++++ Supplied data ++++
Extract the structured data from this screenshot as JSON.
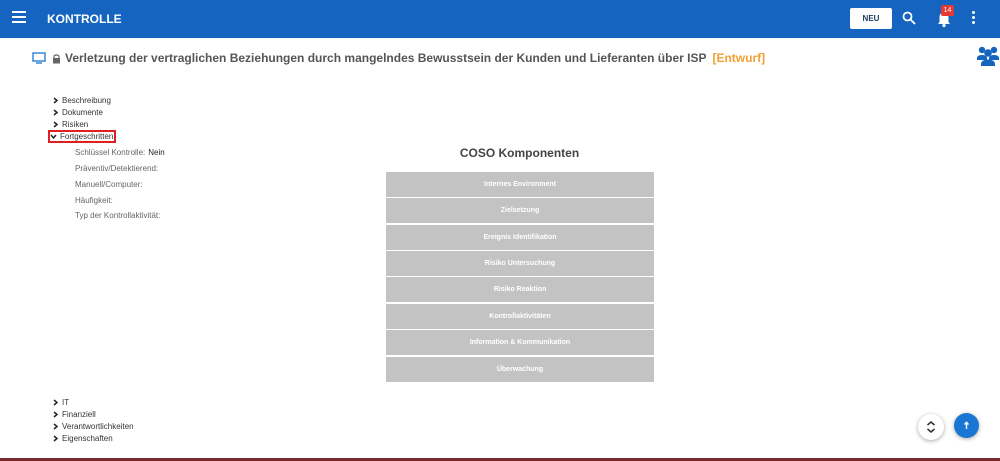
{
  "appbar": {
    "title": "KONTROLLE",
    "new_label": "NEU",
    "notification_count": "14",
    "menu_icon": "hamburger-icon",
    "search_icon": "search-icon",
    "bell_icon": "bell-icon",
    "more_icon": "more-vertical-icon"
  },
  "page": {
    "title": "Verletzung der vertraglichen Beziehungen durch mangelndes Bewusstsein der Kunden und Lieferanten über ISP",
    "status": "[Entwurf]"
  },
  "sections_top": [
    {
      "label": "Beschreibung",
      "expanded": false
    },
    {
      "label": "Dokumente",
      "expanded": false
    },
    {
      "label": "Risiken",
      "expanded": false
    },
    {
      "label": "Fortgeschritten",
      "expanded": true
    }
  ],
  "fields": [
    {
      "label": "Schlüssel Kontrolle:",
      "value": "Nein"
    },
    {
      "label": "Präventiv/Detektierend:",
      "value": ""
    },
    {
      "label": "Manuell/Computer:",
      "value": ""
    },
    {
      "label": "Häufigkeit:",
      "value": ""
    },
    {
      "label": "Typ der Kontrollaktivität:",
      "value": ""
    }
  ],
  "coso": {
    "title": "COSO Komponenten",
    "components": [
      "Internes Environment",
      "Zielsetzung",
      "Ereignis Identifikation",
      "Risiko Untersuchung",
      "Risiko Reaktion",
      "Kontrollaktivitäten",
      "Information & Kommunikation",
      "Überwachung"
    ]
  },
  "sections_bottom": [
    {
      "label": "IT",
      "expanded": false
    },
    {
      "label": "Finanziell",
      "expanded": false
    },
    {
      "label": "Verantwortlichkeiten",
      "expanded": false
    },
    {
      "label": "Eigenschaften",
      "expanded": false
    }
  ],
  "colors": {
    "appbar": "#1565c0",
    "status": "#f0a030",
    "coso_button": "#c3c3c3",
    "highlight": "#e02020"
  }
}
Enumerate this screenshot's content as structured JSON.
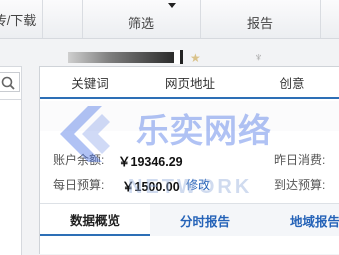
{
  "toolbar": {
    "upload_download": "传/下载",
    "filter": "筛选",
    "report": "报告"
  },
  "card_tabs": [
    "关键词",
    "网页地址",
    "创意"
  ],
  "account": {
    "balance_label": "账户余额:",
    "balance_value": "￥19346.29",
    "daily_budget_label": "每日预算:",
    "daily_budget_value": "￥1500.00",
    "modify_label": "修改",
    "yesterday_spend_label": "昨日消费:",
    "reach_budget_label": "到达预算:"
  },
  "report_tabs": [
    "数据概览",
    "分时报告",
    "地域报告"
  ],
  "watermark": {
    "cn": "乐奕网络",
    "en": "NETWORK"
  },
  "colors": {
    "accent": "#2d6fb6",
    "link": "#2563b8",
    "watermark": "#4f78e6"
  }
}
++++
» Brief:
Exactly how many lines in the data above contain the word "title"? Respond with the number and nothing more.

» The completed task:
3